* [EXERCISE TASK]:
Write out the records below word for word, from their first line through the line that contains "r-app-icon[interactable]: R (1020, 1018, 1056, 1049)", including both of these lines.

========================================

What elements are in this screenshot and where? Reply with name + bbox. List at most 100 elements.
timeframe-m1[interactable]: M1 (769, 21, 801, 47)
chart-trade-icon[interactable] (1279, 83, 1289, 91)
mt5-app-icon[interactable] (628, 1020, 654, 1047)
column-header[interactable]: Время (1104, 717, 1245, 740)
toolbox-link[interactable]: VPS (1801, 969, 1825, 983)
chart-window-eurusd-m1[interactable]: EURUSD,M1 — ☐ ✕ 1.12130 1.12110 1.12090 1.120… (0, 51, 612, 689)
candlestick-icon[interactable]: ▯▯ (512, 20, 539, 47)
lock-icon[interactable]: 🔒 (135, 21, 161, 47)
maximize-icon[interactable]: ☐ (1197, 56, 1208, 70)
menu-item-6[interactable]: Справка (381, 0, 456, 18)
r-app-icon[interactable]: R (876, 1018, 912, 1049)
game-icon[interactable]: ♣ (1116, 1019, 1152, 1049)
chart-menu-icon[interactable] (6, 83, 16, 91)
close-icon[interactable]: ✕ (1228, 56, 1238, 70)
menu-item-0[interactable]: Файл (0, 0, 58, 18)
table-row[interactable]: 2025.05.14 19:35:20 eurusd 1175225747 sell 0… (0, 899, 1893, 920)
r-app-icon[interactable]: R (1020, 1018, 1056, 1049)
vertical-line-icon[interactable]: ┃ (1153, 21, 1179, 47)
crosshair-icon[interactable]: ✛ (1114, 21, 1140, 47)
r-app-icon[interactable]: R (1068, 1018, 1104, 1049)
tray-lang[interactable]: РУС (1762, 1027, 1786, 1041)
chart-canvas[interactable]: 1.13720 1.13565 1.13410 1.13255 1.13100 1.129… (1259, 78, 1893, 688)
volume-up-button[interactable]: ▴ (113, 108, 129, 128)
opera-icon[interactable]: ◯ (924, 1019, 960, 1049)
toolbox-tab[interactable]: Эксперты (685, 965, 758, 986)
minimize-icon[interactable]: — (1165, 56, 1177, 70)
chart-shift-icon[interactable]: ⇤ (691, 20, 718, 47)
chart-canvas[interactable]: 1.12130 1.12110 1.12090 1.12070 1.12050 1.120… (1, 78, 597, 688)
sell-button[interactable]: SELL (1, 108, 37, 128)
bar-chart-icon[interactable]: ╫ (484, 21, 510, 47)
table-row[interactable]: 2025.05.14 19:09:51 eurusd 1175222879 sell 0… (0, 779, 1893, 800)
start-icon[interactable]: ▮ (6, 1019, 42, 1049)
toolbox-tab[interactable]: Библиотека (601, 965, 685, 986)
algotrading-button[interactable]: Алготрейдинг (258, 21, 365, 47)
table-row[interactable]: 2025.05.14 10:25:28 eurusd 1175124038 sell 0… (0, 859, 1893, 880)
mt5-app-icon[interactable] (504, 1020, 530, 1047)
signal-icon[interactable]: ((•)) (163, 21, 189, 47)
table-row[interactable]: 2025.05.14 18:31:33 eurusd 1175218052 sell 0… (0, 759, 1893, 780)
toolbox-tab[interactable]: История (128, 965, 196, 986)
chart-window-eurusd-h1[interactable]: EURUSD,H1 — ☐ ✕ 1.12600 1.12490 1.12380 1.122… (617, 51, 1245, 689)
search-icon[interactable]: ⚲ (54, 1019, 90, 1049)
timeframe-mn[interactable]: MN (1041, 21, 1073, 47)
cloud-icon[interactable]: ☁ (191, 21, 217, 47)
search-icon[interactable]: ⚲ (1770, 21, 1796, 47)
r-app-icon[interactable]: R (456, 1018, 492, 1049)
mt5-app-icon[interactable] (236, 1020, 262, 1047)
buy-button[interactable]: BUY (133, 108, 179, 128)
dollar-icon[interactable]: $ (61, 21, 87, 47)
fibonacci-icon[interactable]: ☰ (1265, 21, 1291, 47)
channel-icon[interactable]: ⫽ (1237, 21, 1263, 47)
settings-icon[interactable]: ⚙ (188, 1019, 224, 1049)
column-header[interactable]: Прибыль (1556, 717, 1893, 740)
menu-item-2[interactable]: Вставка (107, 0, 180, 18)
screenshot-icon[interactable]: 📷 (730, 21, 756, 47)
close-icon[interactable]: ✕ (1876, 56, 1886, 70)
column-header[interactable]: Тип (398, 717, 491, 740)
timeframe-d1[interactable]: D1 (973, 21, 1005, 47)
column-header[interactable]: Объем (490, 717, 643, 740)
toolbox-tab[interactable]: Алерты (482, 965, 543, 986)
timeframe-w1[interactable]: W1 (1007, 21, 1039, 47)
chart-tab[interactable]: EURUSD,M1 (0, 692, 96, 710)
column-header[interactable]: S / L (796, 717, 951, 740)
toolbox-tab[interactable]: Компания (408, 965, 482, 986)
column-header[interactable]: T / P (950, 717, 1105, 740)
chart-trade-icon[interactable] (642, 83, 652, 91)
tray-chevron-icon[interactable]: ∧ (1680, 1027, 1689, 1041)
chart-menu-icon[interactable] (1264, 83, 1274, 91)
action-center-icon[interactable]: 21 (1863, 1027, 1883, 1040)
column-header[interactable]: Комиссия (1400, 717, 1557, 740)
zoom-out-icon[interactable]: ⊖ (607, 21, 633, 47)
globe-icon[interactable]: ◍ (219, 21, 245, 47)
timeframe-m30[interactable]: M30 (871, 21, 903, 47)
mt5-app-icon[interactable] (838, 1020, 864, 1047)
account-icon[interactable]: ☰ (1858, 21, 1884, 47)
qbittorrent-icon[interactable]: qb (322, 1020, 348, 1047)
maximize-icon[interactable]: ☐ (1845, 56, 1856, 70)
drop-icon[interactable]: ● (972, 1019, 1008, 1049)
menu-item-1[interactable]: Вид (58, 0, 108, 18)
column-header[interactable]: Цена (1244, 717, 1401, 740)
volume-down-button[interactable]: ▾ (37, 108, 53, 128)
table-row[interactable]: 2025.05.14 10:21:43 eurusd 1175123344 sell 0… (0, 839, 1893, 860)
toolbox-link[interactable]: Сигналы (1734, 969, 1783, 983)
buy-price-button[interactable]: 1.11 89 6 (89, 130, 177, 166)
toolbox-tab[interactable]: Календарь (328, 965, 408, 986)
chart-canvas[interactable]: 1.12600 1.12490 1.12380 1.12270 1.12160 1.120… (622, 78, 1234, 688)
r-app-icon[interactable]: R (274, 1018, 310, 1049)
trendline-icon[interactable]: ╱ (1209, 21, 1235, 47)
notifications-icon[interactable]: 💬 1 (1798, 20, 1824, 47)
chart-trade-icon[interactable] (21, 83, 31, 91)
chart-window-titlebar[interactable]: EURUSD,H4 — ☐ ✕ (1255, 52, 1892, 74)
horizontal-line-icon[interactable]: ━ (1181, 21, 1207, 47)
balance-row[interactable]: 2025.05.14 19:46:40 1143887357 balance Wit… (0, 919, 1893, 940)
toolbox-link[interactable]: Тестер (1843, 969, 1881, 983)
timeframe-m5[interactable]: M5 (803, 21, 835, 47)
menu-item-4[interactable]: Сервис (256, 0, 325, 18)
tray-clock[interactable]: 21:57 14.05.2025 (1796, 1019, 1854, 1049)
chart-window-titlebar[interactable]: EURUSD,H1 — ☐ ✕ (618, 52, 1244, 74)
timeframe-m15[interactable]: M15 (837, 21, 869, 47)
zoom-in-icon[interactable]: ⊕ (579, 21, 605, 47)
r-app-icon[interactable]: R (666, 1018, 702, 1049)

========================================

* [SOLUTION FOR THIS EXERCISE]:
What elements are in this screenshot and where? Reply with name + bbox. List at most 100 elements.
timeframe-m1[interactable]: M1 (769, 21, 801, 47)
chart-trade-icon[interactable] (1279, 83, 1289, 91)
mt5-app-icon[interactable] (628, 1020, 654, 1047)
column-header[interactable]: Время (1104, 717, 1245, 740)
toolbox-link[interactable]: VPS (1801, 969, 1825, 983)
chart-window-eurusd-m1[interactable]: EURUSD,M1 — ☐ ✕ 1.12130 1.12110 1.12090 1.120… (0, 51, 612, 689)
candlestick-icon[interactable]: ▯▯ (512, 20, 539, 47)
lock-icon[interactable]: 🔒 (135, 21, 161, 47)
maximize-icon[interactable]: ☐ (1197, 56, 1208, 70)
menu-item-6[interactable]: Справка (381, 0, 456, 18)
r-app-icon[interactable]: R (876, 1018, 912, 1049)
game-icon[interactable]: ♣ (1116, 1019, 1152, 1049)
chart-menu-icon[interactable] (6, 83, 16, 91)
close-icon[interactable]: ✕ (1228, 56, 1238, 70)
menu-item-0[interactable]: Файл (0, 0, 58, 18)
table-row[interactable]: 2025.05.14 19:35:20 eurusd 1175225747 sell 0… (0, 899, 1893, 920)
r-app-icon[interactable]: R (1020, 1018, 1056, 1049)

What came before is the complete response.